§ Raw data:
▶

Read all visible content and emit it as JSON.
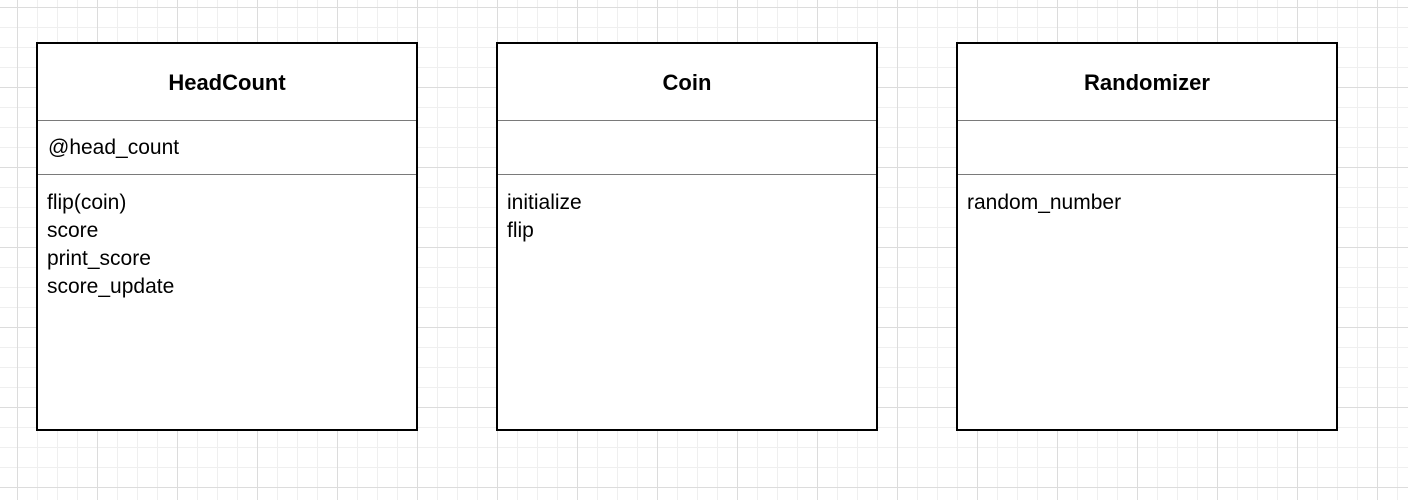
{
  "classes": [
    {
      "name": "HeadCount",
      "attributes": [
        "@head_count"
      ],
      "methods": [
        "flip(coin)",
        "score",
        "print_score",
        "score_update"
      ]
    },
    {
      "name": "Coin",
      "attributes": [],
      "methods": [
        "initialize",
        "flip"
      ]
    },
    {
      "name": "Randomizer",
      "attributes": [],
      "methods": [
        "random_number"
      ]
    }
  ]
}
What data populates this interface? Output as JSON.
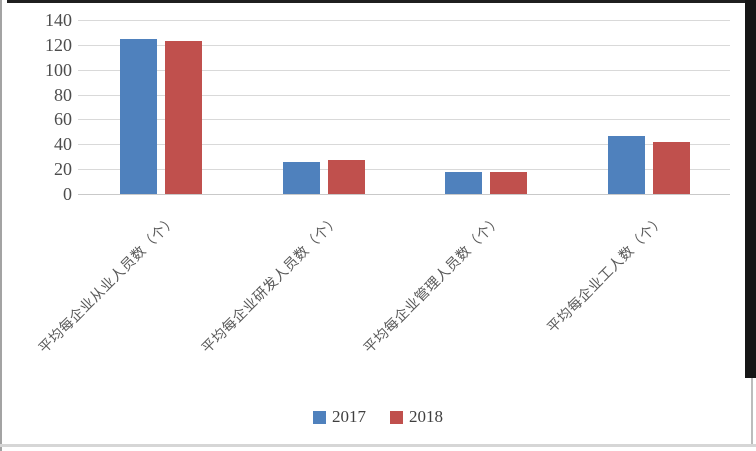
{
  "chart_data": {
    "type": "bar",
    "title": "",
    "categories": [
      "平均每企业从业人员数（个）",
      "平均每企业研发人员数（个）",
      "平均每企业管理人员数（个）",
      "平均每企业工人数（个）"
    ],
    "series": [
      {
        "name": "2017",
        "color": "#4F81BD",
        "values": [
          125,
          26,
          18,
          47
        ]
      },
      {
        "name": "2018",
        "color": "#C0504D",
        "values": [
          123,
          27,
          18,
          42
        ]
      }
    ],
    "xlabel": "",
    "ylabel": "",
    "ylim": [
      0,
      140
    ],
    "ytick_step": 20,
    "yticks": [
      0,
      20,
      40,
      60,
      80,
      100,
      120,
      140
    ],
    "grid": true,
    "gridline_color": "#D9D9D9",
    "tick_text_color": "#4D4D4D",
    "category_text_color": "#595959",
    "legend_position": "bottom",
    "legend_labels": [
      "2017",
      "2018"
    ]
  }
}
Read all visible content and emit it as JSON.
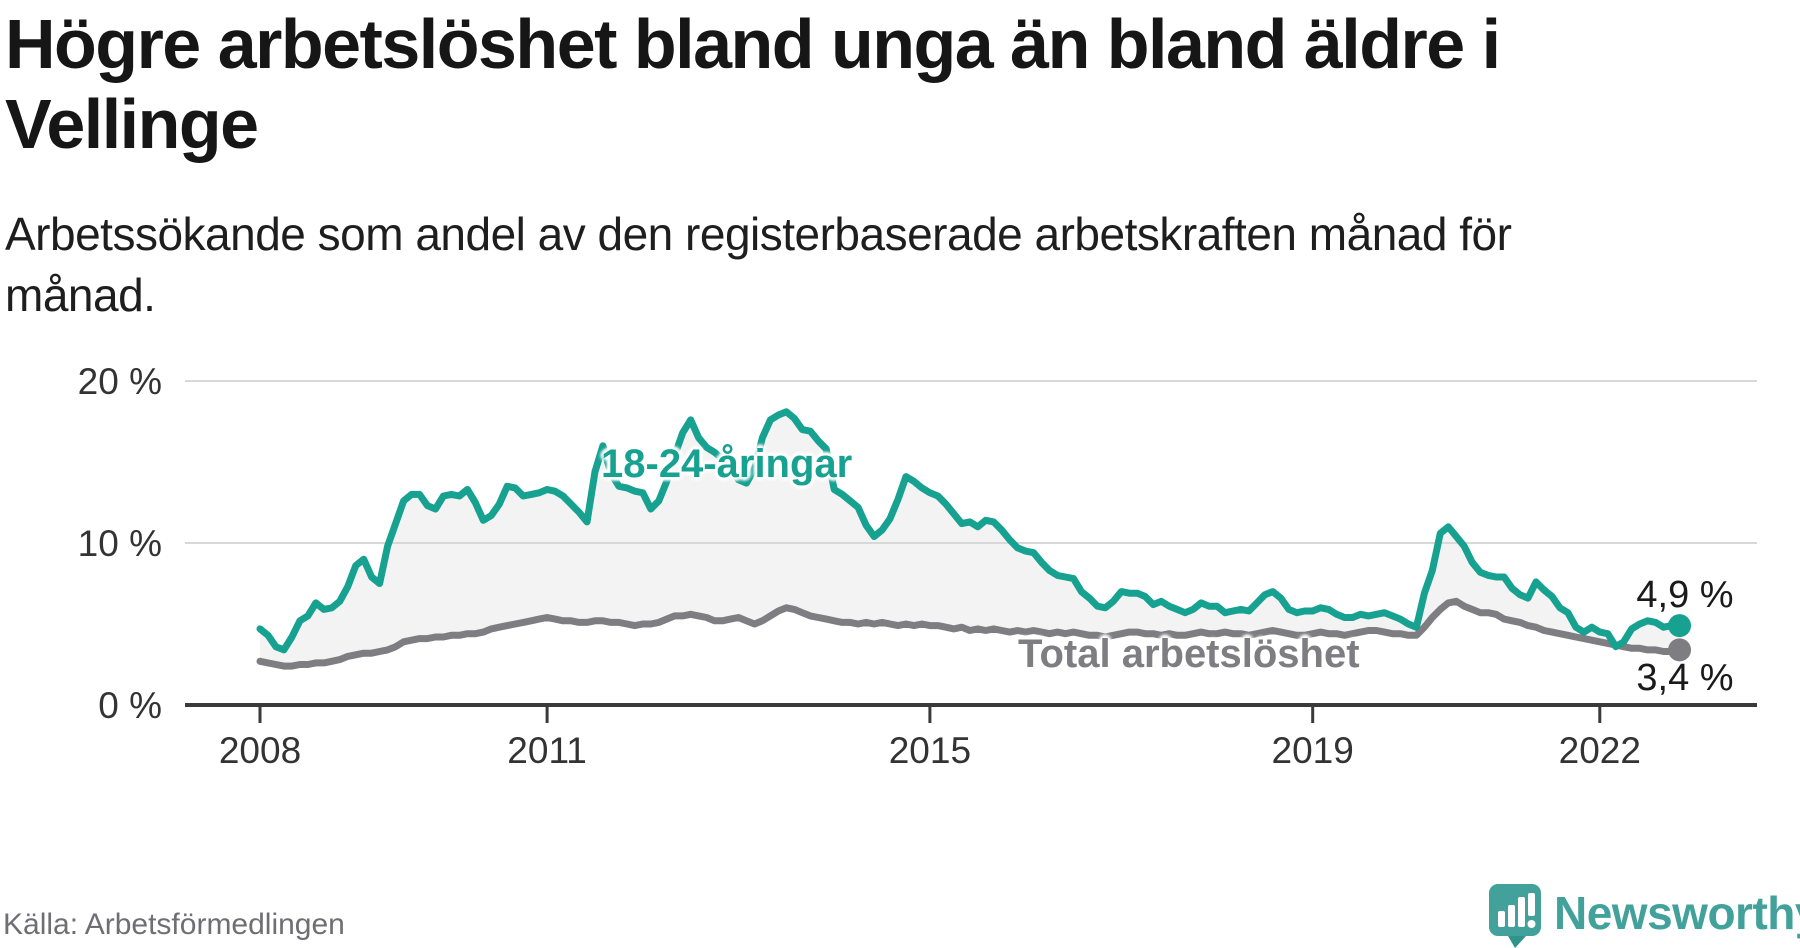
{
  "header": {
    "title": "Högre arbetslöshet bland unga än bland äldre i Vellinge",
    "subtitle": "Arbetssökande som andel av den registerbaserade arbetskraften månad för månad."
  },
  "footer": {
    "source": "Källa: Arbetsförmedlingen",
    "brand": "Newsworthy"
  },
  "chart_data": {
    "type": "line",
    "title": "Högre arbetslöshet bland unga än bland äldre i Vellinge",
    "subtitle": "Arbetssökande som andel av den registerbaserade arbetskraften månad för månad.",
    "unit": "%",
    "x_monthly_start": "2008-01",
    "x_monthly_end": "2022-11",
    "x_ticks": [
      {
        "label": "2008",
        "year": 2008
      },
      {
        "label": "2011",
        "year": 2011
      },
      {
        "label": "2015",
        "year": 2015
      },
      {
        "label": "2019",
        "year": 2019
      },
      {
        "label": "2022",
        "year": 2022
      }
    ],
    "y_ticks": [
      {
        "label": "20 %",
        "value": 20
      },
      {
        "label": "10 %",
        "value": 10
      },
      {
        "label": "0 %",
        "value": 0
      }
    ],
    "ylim": [
      0,
      23
    ],
    "grid": "horizontal",
    "legend": "inline-labels",
    "colors": {
      "fill": "#f3f3f3",
      "grid": "#d8d8d8",
      "axis": "#3a3a3a",
      "tick_text": "#333333"
    },
    "annotations": {
      "youth_end_label": "4,9 %",
      "total_end_label": "3,4 %"
    },
    "series": [
      {
        "name": "18-24-åringar",
        "color": "#16a190",
        "end_value": 4.9,
        "values": [
          4.7,
          4.3,
          3.6,
          3.4,
          4.2,
          5.2,
          5.5,
          6.3,
          5.9,
          6.0,
          6.4,
          7.3,
          8.6,
          9.0,
          7.9,
          7.5,
          9.8,
          11.2,
          12.6,
          13.0,
          13.0,
          12.3,
          12.1,
          12.9,
          13.0,
          12.9,
          13.3,
          12.5,
          11.4,
          11.7,
          12.4,
          13.5,
          13.4,
          12.9,
          13.0,
          13.1,
          13.3,
          13.2,
          12.9,
          12.4,
          11.9,
          11.3,
          14.4,
          16.0,
          14.3,
          13.5,
          13.4,
          13.2,
          13.1,
          12.1,
          12.6,
          13.8,
          15.4,
          16.8,
          17.6,
          16.5,
          15.9,
          15.6,
          15.2,
          14.6,
          13.9,
          13.7,
          14.6,
          16.5,
          17.6,
          17.9,
          18.1,
          17.7,
          17.0,
          16.9,
          16.3,
          15.8,
          13.3,
          13.0,
          12.6,
          12.2,
          11.1,
          10.4,
          10.8,
          11.5,
          12.7,
          14.1,
          13.8,
          13.4,
          13.1,
          12.9,
          12.4,
          11.8,
          11.2,
          11.3,
          11.0,
          11.4,
          11.3,
          10.8,
          10.2,
          9.7,
          9.5,
          9.4,
          8.8,
          8.3,
          8.0,
          7.9,
          7.8,
          7.0,
          6.6,
          6.1,
          6.0,
          6.4,
          7.0,
          6.9,
          6.9,
          6.7,
          6.2,
          6.4,
          6.1,
          5.9,
          5.7,
          5.9,
          6.3,
          6.1,
          6.1,
          5.7,
          5.8,
          5.9,
          5.8,
          6.3,
          6.8,
          7.0,
          6.6,
          5.9,
          5.7,
          5.8,
          5.8,
          6.0,
          5.9,
          5.6,
          5.4,
          5.4,
          5.6,
          5.5,
          5.6,
          5.7,
          5.5,
          5.3,
          5.0,
          4.8,
          6.9,
          8.3,
          10.6,
          11.0,
          10.4,
          9.8,
          8.8,
          8.2,
          8.0,
          7.9,
          7.9,
          7.2,
          6.8,
          6.6,
          7.6,
          7.1,
          6.7,
          6.0,
          5.7,
          4.8,
          4.5,
          4.8,
          4.5,
          4.4,
          3.6,
          3.9,
          4.7,
          5.0,
          5.2,
          5.1,
          4.8,
          4.9,
          4.9
        ]
      },
      {
        "name": "Total arbetslöshet",
        "color": "#7d7d82",
        "end_value": 3.4,
        "values": [
          2.7,
          2.6,
          2.5,
          2.4,
          2.4,
          2.5,
          2.5,
          2.6,
          2.6,
          2.7,
          2.8,
          3.0,
          3.1,
          3.2,
          3.2,
          3.3,
          3.4,
          3.6,
          3.9,
          4.0,
          4.1,
          4.1,
          4.2,
          4.2,
          4.3,
          4.3,
          4.4,
          4.4,
          4.5,
          4.7,
          4.8,
          4.9,
          5.0,
          5.1,
          5.2,
          5.3,
          5.4,
          5.3,
          5.2,
          5.2,
          5.1,
          5.1,
          5.2,
          5.2,
          5.1,
          5.1,
          5.0,
          4.9,
          5.0,
          5.0,
          5.1,
          5.3,
          5.5,
          5.5,
          5.6,
          5.5,
          5.4,
          5.2,
          5.2,
          5.3,
          5.4,
          5.2,
          5.0,
          5.2,
          5.5,
          5.8,
          6.0,
          5.9,
          5.7,
          5.5,
          5.4,
          5.3,
          5.2,
          5.1,
          5.1,
          5.0,
          5.1,
          5.0,
          5.1,
          5.0,
          4.9,
          5.0,
          4.9,
          5.0,
          4.9,
          4.9,
          4.8,
          4.7,
          4.8,
          4.6,
          4.7,
          4.6,
          4.7,
          4.6,
          4.5,
          4.6,
          4.5,
          4.6,
          4.5,
          4.4,
          4.5,
          4.4,
          4.5,
          4.4,
          4.3,
          4.3,
          4.2,
          4.3,
          4.4,
          4.5,
          4.5,
          4.4,
          4.4,
          4.3,
          4.4,
          4.3,
          4.3,
          4.4,
          4.5,
          4.4,
          4.4,
          4.5,
          4.4,
          4.4,
          4.3,
          4.4,
          4.5,
          4.6,
          4.5,
          4.4,
          4.3,
          4.3,
          4.4,
          4.5,
          4.4,
          4.4,
          4.3,
          4.4,
          4.5,
          4.6,
          4.6,
          4.5,
          4.4,
          4.4,
          4.3,
          4.3,
          4.8,
          5.4,
          5.9,
          6.3,
          6.4,
          6.1,
          5.9,
          5.7,
          5.7,
          5.6,
          5.3,
          5.2,
          5.1,
          4.9,
          4.8,
          4.6,
          4.5,
          4.4,
          4.3,
          4.2,
          4.1,
          4.0,
          3.9,
          3.8,
          3.7,
          3.6,
          3.5,
          3.5,
          3.4,
          3.4,
          3.3,
          3.3,
          3.4
        ]
      }
    ]
  }
}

◀

§ Exercise:
Provide solely the number of lines in the data that include the word "name".

§ In response:
7